WHAT YOU ARE ASKED TO DO
Give every line below again, exactly.

THE RECORDS
[start]
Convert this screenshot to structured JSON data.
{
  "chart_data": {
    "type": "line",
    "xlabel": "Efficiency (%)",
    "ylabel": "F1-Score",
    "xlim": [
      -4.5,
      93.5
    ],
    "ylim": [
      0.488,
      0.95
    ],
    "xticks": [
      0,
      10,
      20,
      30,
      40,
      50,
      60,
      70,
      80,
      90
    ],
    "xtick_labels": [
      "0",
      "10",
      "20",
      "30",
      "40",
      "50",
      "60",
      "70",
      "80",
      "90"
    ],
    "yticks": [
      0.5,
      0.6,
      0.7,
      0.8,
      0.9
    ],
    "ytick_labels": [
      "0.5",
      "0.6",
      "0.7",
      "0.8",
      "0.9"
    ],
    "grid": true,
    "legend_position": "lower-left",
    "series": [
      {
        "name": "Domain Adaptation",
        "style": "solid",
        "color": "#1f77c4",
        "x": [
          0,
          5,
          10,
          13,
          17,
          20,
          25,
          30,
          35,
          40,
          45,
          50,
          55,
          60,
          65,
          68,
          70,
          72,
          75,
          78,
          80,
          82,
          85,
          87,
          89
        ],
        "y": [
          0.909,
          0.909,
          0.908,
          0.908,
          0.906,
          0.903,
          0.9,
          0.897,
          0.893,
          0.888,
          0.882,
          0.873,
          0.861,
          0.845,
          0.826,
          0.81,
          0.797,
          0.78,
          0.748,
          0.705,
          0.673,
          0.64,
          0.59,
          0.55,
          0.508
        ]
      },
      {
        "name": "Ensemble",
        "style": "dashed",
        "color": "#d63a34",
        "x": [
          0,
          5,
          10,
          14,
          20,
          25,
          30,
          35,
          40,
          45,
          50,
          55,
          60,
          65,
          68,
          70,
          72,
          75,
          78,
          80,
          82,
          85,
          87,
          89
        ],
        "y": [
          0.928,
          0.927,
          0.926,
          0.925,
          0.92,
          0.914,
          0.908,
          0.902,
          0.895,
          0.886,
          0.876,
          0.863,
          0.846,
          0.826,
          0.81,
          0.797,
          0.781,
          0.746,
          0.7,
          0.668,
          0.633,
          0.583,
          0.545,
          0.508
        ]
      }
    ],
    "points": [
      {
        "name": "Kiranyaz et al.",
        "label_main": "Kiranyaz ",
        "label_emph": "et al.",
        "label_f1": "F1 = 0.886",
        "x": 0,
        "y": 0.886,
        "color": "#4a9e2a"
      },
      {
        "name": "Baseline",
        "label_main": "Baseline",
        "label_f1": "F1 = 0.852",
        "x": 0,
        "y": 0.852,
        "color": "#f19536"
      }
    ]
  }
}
[end]
RESULT FOR THIS EXERCISE
Convert this screenshot to structured JSON data.
{
  "chart_data": {
    "type": "line",
    "xlabel": "Efficiency (%)",
    "ylabel": "F1-Score",
    "xlim": [
      -4.5,
      93.5
    ],
    "ylim": [
      0.488,
      0.95
    ],
    "xticks": [
      0,
      10,
      20,
      30,
      40,
      50,
      60,
      70,
      80,
      90
    ],
    "xtick_labels": [
      "0",
      "10",
      "20",
      "30",
      "40",
      "50",
      "60",
      "70",
      "80",
      "90"
    ],
    "yticks": [
      0.5,
      0.6,
      0.7,
      0.8,
      0.9
    ],
    "ytick_labels": [
      "0.5",
      "0.6",
      "0.7",
      "0.8",
      "0.9"
    ],
    "grid": true,
    "legend_position": "lower-left",
    "series": [
      {
        "name": "Domain Adaptation",
        "style": "solid",
        "color": "#1f77c4",
        "x": [
          0,
          5,
          10,
          13,
          17,
          20,
          25,
          30,
          35,
          40,
          45,
          50,
          55,
          60,
          65,
          68,
          70,
          72,
          75,
          78,
          80,
          82,
          85,
          87,
          89
        ],
        "y": [
          0.909,
          0.909,
          0.908,
          0.908,
          0.906,
          0.903,
          0.9,
          0.897,
          0.893,
          0.888,
          0.882,
          0.873,
          0.861,
          0.845,
          0.826,
          0.81,
          0.797,
          0.78,
          0.748,
          0.705,
          0.673,
          0.64,
          0.59,
          0.55,
          0.508
        ]
      },
      {
        "name": "Ensemble",
        "style": "dashed",
        "color": "#d63a34",
        "x": [
          0,
          5,
          10,
          14,
          20,
          25,
          30,
          35,
          40,
          45,
          50,
          55,
          60,
          65,
          68,
          70,
          72,
          75,
          78,
          80,
          82,
          85,
          87,
          89
        ],
        "y": [
          0.928,
          0.927,
          0.926,
          0.925,
          0.92,
          0.914,
          0.908,
          0.902,
          0.895,
          0.886,
          0.876,
          0.863,
          0.846,
          0.826,
          0.81,
          0.797,
          0.781,
          0.746,
          0.7,
          0.668,
          0.633,
          0.583,
          0.545,
          0.508
        ]
      }
    ],
    "points": [
      {
        "name": "Kiranyaz et al.",
        "label_main": "Kiranyaz ",
        "label_emph": "et al.",
        "label_f1": "F1 = 0.886",
        "x": 0,
        "y": 0.886,
        "color": "#4a9e2a"
      },
      {
        "name": "Baseline",
        "label_main": "Baseline",
        "label_f1": "F1 = 0.852",
        "x": 0,
        "y": 0.852,
        "color": "#f19536"
      }
    ]
  }
}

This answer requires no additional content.